* WHAT YOU ARE ASKED TO DO *
What follows is a set of entries. Repeat them exactly, but not their pictures.

.....

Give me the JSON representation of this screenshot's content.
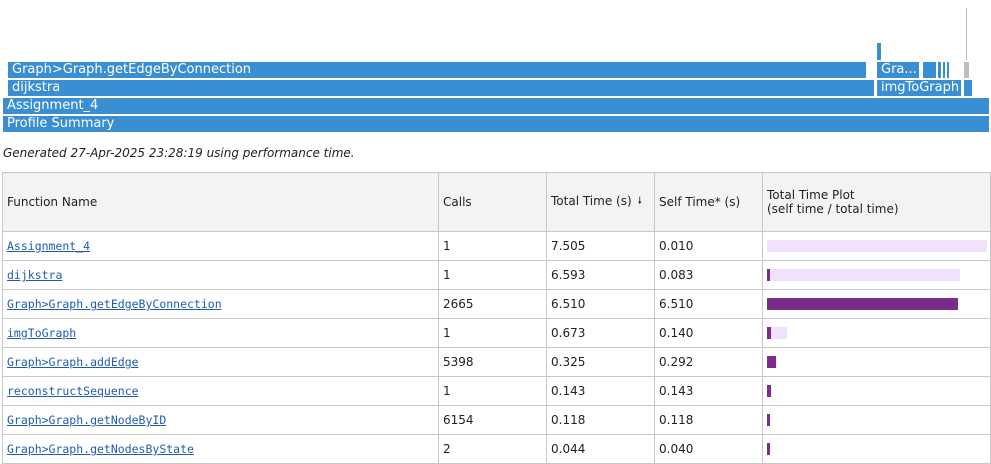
{
  "flame": {
    "top_bar": "Graph>Graph.getEdgeByConnection",
    "top_right_bar": "Gra...",
    "mid_bar": "dijkstra",
    "mid_right_bar": "imgToGraph",
    "assignment_bar": "Assignment_4",
    "summary_bar": "Profile Summary"
  },
  "generated_text": "Generated 27-Apr-2025 23:28:19 using performance time.",
  "table": {
    "headers": {
      "function": "Function Name",
      "calls": "Calls",
      "total_time": "Total Time (s)",
      "sort_icon": "🠗",
      "self_time": "Self Time* (s)",
      "plot_line1": "Total Time Plot",
      "plot_line2": "(self time / total time)"
    },
    "colors": {
      "total": "#f1e2fb",
      "self": "#7b2d8b"
    },
    "max_total": 7.505,
    "rows": [
      {
        "name": "Assignment_4",
        "calls": "1",
        "total": "7.505",
        "self": "0.010"
      },
      {
        "name": "dijkstra",
        "calls": "1",
        "total": "6.593",
        "self": "0.083"
      },
      {
        "name": "Graph>Graph.getEdgeByConnection",
        "calls": "2665",
        "total": "6.510",
        "self": "6.510"
      },
      {
        "name": "imgToGraph",
        "calls": "1",
        "total": "0.673",
        "self": "0.140"
      },
      {
        "name": "Graph>Graph.addEdge",
        "calls": "5398",
        "total": "0.325",
        "self": "0.292"
      },
      {
        "name": "reconstructSequence",
        "calls": "1",
        "total": "0.143",
        "self": "0.143"
      },
      {
        "name": "Graph>Graph.getNodeByID",
        "calls": "6154",
        "total": "0.118",
        "self": "0.118"
      },
      {
        "name": "Graph>Graph.getNodesByState",
        "calls": "2",
        "total": "0.044",
        "self": "0.040"
      }
    ]
  }
}
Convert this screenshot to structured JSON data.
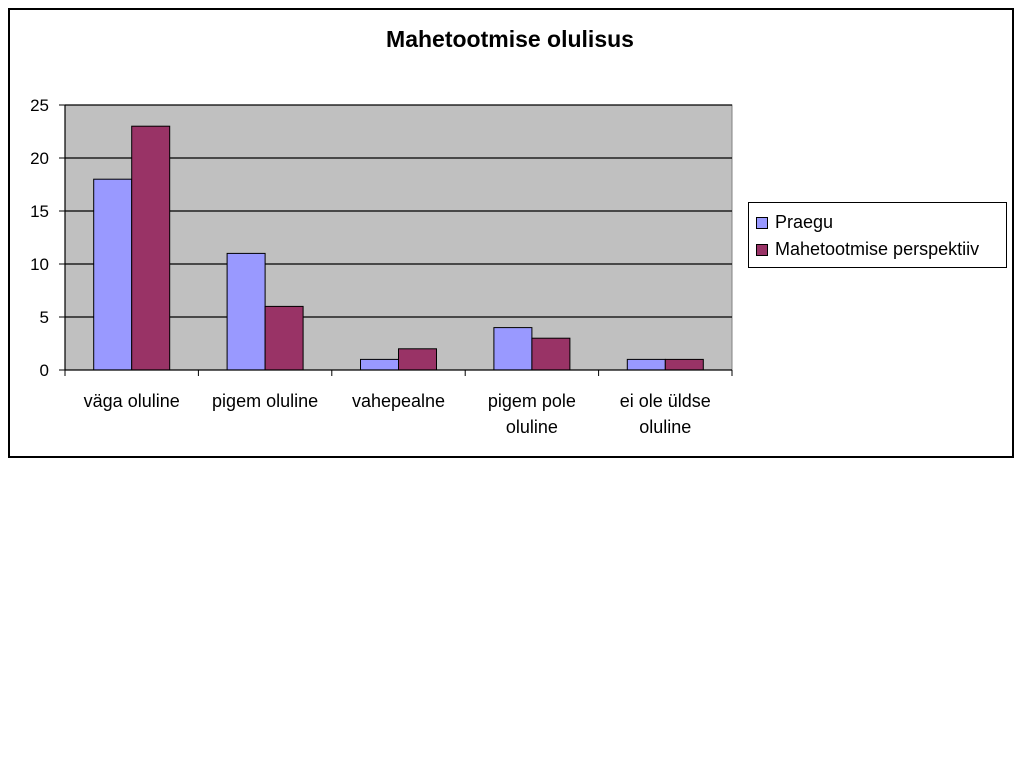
{
  "chart_data": {
    "type": "bar",
    "title": "Mahetootmise olulisus",
    "xlabel": "",
    "ylabel": "",
    "categories": [
      [
        "väga oluline"
      ],
      [
        "pigem oluline"
      ],
      [
        "vahepealne"
      ],
      [
        "pigem pole",
        "oluline"
      ],
      [
        "ei ole üldse",
        "oluline"
      ]
    ],
    "series": [
      {
        "name": "Praegu",
        "color": "#9999ff",
        "values": [
          18,
          11,
          1,
          4,
          1
        ]
      },
      {
        "name": "Mahetootmise perspektiiv",
        "color": "#993366",
        "values": [
          23,
          6,
          2,
          3,
          1
        ]
      }
    ],
    "ylim": [
      0,
      25
    ],
    "yticks": [
      0,
      5,
      10,
      15,
      20,
      25
    ],
    "grid": true,
    "plot_background": "#c0c0c0",
    "legend_position": "right"
  }
}
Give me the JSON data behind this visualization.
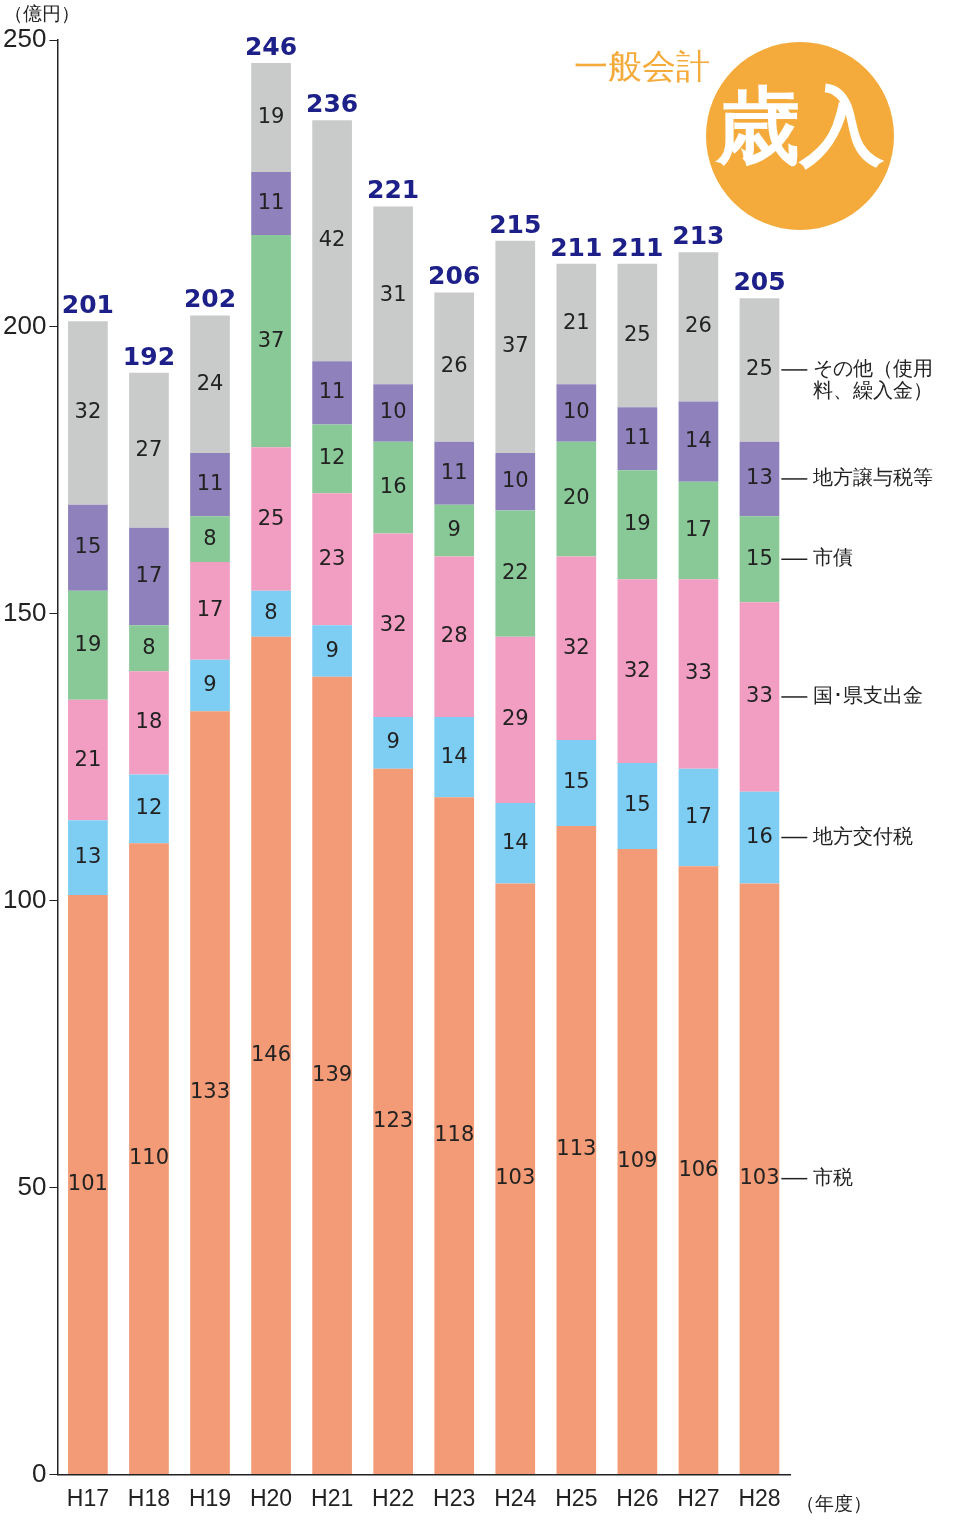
{
  "chart_data": {
    "type": "bar",
    "title": "一般会計",
    "subtitle": "歳入",
    "ylabel": "（億円）",
    "xlabel": "（年度）",
    "categories": [
      "H17",
      "H18",
      "H19",
      "H20",
      "H21",
      "H22",
      "H23",
      "H24",
      "H25",
      "H26",
      "H27",
      "H28"
    ],
    "series": [
      {
        "name": "市税",
        "color": "#f29b76",
        "values": [
          101,
          110,
          133,
          146,
          139,
          123,
          118,
          103,
          113,
          109,
          106,
          103
        ]
      },
      {
        "name": "地方交付税",
        "color": "#7ecef4",
        "values": [
          13,
          12,
          9,
          8,
          9,
          9,
          14,
          14,
          15,
          15,
          17,
          16
        ]
      },
      {
        "name": "国･県支出金",
        "color": "#f19ec2",
        "values": [
          21,
          18,
          17,
          25,
          23,
          32,
          28,
          29,
          32,
          32,
          33,
          33
        ]
      },
      {
        "name": "市債",
        "color": "#89c997",
        "values": [
          19,
          8,
          8,
          37,
          12,
          16,
          9,
          22,
          20,
          19,
          17,
          15
        ]
      },
      {
        "name": "地方譲与税等",
        "color": "#8f82bc",
        "values": [
          15,
          17,
          11,
          11,
          11,
          10,
          11,
          10,
          10,
          11,
          14,
          13
        ]
      },
      {
        "name": "その他（使用料、繰入金）",
        "color": "#c9caca",
        "values": [
          32,
          27,
          24,
          19,
          42,
          31,
          26,
          37,
          21,
          25,
          26,
          25
        ]
      }
    ],
    "stacked": true,
    "data_labels": true,
    "totals": [
      "201",
      "192",
      "202",
      "246",
      "236",
      "221",
      "206",
      "215",
      "211",
      "211",
      "213",
      "205"
    ],
    "ylim": [
      0,
      250
    ],
    "yticks": [
      0,
      50,
      100,
      150,
      200,
      250
    ],
    "grid": false,
    "legend": "right"
  }
}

.....

* PROBLEM SOLUTION *
Give me the JSON representation of this screenshot's content.
{
  "flame": {
    "top_bar": "Graph>Graph.getEdgeByConnection",
    "top_right_bar": "Gra...",
    "mid_bar": "dijkstra",
    "mid_right_bar": "imgToGraph",
    "assignment_bar": "Assignment_4",
    "summary_bar": "Profile Summary"
  },
  "generated_text": "Generated 27-Apr-2025 23:28:19 using performance time.",
  "table": {
    "headers": {
      "function": "Function Name",
      "calls": "Calls",
      "total_time": "Total Time (s)",
      "sort_icon": "🠗",
      "self_time": "Self Time* (s)",
      "plot_line1": "Total Time Plot",
      "plot_line2": "(self time / total time)"
    },
    "colors": {
      "total": "#f1e2fb",
      "self": "#7b2d8b"
    },
    "max_total": 7.505,
    "rows": [
      {
        "name": "Assignment_4",
        "calls": "1",
        "total": "7.505",
        "self": "0.010"
      },
      {
        "name": "dijkstra",
        "calls": "1",
        "total": "6.593",
        "self": "0.083"
      },
      {
        "name": "Graph>Graph.getEdgeByConnection",
        "calls": "2665",
        "total": "6.510",
        "self": "6.510"
      },
      {
        "name": "imgToGraph",
        "calls": "1",
        "total": "0.673",
        "self": "0.140"
      },
      {
        "name": "Graph>Graph.addEdge",
        "calls": "5398",
        "total": "0.325",
        "self": "0.292"
      },
      {
        "name": "reconstructSequence",
        "calls": "1",
        "total": "0.143",
        "self": "0.143"
      },
      {
        "name": "Graph>Graph.getNodeByID",
        "calls": "6154",
        "total": "0.118",
        "self": "0.118"
      },
      {
        "name": "Graph>Graph.getNodesByState",
        "calls": "2",
        "total": "0.044",
        "self": "0.040"
      }
    ]
  }
}
Convert this screenshot to structured JSON data.
{
  "chart_data": {
    "type": "bar",
    "title": "Mahetootmise olulisus",
    "xlabel": "",
    "ylabel": "",
    "categories": [
      [
        "väga oluline"
      ],
      [
        "pigem oluline"
      ],
      [
        "vahepealne"
      ],
      [
        "pigem pole",
        "oluline"
      ],
      [
        "ei ole üldse",
        "oluline"
      ]
    ],
    "series": [
      {
        "name": "Praegu",
        "color": "#9999ff",
        "values": [
          18,
          11,
          1,
          4,
          1
        ]
      },
      {
        "name": "Mahetootmise perspektiiv",
        "color": "#993366",
        "values": [
          23,
          6,
          2,
          3,
          1
        ]
      }
    ],
    "ylim": [
      0,
      25
    ],
    "yticks": [
      0,
      5,
      10,
      15,
      20,
      25
    ],
    "grid": true,
    "plot_background": "#c0c0c0",
    "legend_position": "right"
  }
}
Give me the JSON data behind this visualization.
{
  "chart_data": {
    "type": "bar",
    "title": "一般会計",
    "subtitle": "歳入",
    "ylabel": "（億円）",
    "xlabel": "（年度）",
    "categories": [
      "H17",
      "H18",
      "H19",
      "H20",
      "H21",
      "H22",
      "H23",
      "H24",
      "H25",
      "H26",
      "H27",
      "H28"
    ],
    "series": [
      {
        "name": "市税",
        "color": "#f29b76",
        "values": [
          101,
          110,
          133,
          146,
          139,
          123,
          118,
          103,
          113,
          109,
          106,
          103
        ]
      },
      {
        "name": "地方交付税",
        "color": "#7ecef4",
        "values": [
          13,
          12,
          9,
          8,
          9,
          9,
          14,
          14,
          15,
          15,
          17,
          16
        ]
      },
      {
        "name": "国･県支出金",
        "color": "#f19ec2",
        "values": [
          21,
          18,
          17,
          25,
          23,
          32,
          28,
          29,
          32,
          32,
          33,
          33
        ]
      },
      {
        "name": "市債",
        "color": "#89c997",
        "values": [
          19,
          8,
          8,
          37,
          12,
          16,
          9,
          22,
          20,
          19,
          17,
          15
        ]
      },
      {
        "name": "地方譲与税等",
        "color": "#8f82bc",
        "values": [
          15,
          17,
          11,
          11,
          11,
          10,
          11,
          10,
          10,
          11,
          14,
          13
        ]
      },
      {
        "name": "その他（使用料、繰入金）",
        "color": "#c9caca",
        "values": [
          32,
          27,
          24,
          19,
          42,
          31,
          26,
          37,
          21,
          25,
          26,
          25
        ]
      }
    ],
    "stacked": true,
    "data_labels": true,
    "totals": [
      "201",
      "192",
      "202",
      "246",
      "236",
      "221",
      "206",
      "215",
      "211",
      "211",
      "213",
      "205"
    ],
    "ylim": [
      0,
      250
    ],
    "yticks": [
      0,
      50,
      100,
      150,
      200,
      250
    ],
    "grid": false,
    "legend": "right"
  }
}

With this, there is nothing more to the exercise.